— Start Supplied information —
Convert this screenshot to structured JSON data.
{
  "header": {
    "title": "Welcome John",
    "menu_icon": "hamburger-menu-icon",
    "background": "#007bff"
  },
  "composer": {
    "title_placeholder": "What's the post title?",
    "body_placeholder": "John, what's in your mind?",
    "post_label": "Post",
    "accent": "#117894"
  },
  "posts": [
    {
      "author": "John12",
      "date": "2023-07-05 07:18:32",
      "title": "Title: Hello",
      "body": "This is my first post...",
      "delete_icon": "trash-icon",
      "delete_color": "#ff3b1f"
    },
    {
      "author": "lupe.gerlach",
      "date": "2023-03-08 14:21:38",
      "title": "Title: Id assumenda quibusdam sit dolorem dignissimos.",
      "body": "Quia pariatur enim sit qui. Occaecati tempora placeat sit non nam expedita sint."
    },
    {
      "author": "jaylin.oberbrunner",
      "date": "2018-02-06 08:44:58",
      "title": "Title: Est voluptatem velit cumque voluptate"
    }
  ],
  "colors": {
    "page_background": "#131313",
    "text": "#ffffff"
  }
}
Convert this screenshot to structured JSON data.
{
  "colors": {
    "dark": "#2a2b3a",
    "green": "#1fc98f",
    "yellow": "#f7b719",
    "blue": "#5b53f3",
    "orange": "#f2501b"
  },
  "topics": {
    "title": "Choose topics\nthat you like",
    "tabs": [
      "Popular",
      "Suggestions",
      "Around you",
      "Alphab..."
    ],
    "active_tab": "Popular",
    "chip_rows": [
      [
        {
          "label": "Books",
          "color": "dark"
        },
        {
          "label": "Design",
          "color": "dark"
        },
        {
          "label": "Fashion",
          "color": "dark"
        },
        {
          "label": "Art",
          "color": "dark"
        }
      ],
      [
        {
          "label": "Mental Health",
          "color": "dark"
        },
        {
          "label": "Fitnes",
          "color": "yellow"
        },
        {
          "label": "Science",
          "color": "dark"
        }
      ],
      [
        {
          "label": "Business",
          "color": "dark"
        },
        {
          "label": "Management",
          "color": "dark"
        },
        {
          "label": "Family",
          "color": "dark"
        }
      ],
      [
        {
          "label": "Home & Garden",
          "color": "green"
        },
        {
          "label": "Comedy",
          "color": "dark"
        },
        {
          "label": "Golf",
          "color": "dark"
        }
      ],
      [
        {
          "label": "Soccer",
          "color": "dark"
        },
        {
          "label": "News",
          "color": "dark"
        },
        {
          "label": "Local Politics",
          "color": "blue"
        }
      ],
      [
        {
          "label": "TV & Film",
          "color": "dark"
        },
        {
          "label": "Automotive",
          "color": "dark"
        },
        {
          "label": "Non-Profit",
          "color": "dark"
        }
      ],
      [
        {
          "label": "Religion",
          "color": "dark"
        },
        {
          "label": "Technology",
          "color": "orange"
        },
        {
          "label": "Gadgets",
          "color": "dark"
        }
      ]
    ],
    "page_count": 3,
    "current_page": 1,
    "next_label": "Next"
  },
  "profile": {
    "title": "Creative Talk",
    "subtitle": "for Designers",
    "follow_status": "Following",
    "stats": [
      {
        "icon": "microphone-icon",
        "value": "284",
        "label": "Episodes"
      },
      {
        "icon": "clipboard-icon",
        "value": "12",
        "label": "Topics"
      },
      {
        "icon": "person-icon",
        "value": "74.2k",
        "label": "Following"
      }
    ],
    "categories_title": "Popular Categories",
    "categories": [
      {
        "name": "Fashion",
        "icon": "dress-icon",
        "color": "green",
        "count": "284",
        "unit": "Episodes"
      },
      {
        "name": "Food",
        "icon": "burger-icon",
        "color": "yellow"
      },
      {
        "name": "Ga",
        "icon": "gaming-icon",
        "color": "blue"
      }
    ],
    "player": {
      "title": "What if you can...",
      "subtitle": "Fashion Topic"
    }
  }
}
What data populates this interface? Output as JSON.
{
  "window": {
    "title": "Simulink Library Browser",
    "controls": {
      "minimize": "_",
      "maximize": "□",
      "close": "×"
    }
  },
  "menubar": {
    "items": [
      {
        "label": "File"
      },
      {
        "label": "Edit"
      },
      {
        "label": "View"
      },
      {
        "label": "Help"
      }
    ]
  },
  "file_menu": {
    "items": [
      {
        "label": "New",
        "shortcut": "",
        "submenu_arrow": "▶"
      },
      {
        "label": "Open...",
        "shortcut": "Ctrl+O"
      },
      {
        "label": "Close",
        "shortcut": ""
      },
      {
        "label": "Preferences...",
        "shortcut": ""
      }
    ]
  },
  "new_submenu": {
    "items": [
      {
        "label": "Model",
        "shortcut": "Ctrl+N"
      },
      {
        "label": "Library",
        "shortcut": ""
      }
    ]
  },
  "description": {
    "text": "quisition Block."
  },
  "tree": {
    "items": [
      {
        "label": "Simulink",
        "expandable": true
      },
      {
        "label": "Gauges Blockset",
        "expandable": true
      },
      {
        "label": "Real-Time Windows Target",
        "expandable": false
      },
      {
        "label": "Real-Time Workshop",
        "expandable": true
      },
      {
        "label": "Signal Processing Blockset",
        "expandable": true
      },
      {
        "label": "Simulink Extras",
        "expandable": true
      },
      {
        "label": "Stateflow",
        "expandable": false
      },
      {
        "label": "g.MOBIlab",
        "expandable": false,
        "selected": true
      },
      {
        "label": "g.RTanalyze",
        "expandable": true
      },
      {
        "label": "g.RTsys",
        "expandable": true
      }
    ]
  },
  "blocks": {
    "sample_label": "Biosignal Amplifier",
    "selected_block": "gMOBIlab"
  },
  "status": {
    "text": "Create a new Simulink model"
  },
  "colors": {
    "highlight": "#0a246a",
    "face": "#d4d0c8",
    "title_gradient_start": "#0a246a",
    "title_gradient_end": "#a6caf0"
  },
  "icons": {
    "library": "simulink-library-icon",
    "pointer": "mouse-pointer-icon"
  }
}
— End Supplied information —
Write out once more the lines above beginning at the line with "What data populates"; continue through the final line and stop there.

_Result_.
What data populates this interface? Output as JSON.
{
  "window": {
    "title": "Simulink Library Browser",
    "controls": {
      "minimize": "_",
      "maximize": "□",
      "close": "×"
    }
  },
  "menubar": {
    "items": [
      {
        "label": "File"
      },
      {
        "label": "Edit"
      },
      {
        "label": "View"
      },
      {
        "label": "Help"
      }
    ]
  },
  "file_menu": {
    "items": [
      {
        "label": "New",
        "shortcut": "",
        "submenu_arrow": "▶"
      },
      {
        "label": "Open...",
        "shortcut": "Ctrl+O"
      },
      {
        "label": "Close",
        "shortcut": ""
      },
      {
        "label": "Preferences...",
        "shortcut": ""
      }
    ]
  },
  "new_submenu": {
    "items": [
      {
        "label": "Model",
        "shortcut": "Ctrl+N"
      },
      {
        "label": "Library",
        "shortcut": ""
      }
    ]
  },
  "description": {
    "text": "quisition Block."
  },
  "tree": {
    "items": [
      {
        "label": "Simulink",
        "expandable": true
      },
      {
        "label": "Gauges Blockset",
        "expandable": true
      },
      {
        "label": "Real-Time Windows Target",
        "expandable": false
      },
      {
        "label": "Real-Time Workshop",
        "expandable": true
      },
      {
        "label": "Signal Processing Blockset",
        "expandable": true
      },
      {
        "label": "Simulink Extras",
        "expandable": true
      },
      {
        "label": "Stateflow",
        "expandable": false
      },
      {
        "label": "g.MOBIlab",
        "expandable": false,
        "selected": true
      },
      {
        "label": "g.RTanalyze",
        "expandable": true
      },
      {
        "label": "g.RTsys",
        "expandable": true
      }
    ]
  },
  "blocks": {
    "sample_label": "Biosignal Amplifier",
    "selected_block": "gMOBIlab"
  },
  "status": {
    "text": "Create a new Simulink model"
  },
  "colors": {
    "highlight": "#0a246a",
    "face": "#d4d0c8",
    "title_gradient_start": "#0a246a",
    "title_gradient_end": "#a6caf0"
  },
  "icons": {
    "library": "simulink-library-icon",
    "pointer": "mouse-pointer-icon"
  }
}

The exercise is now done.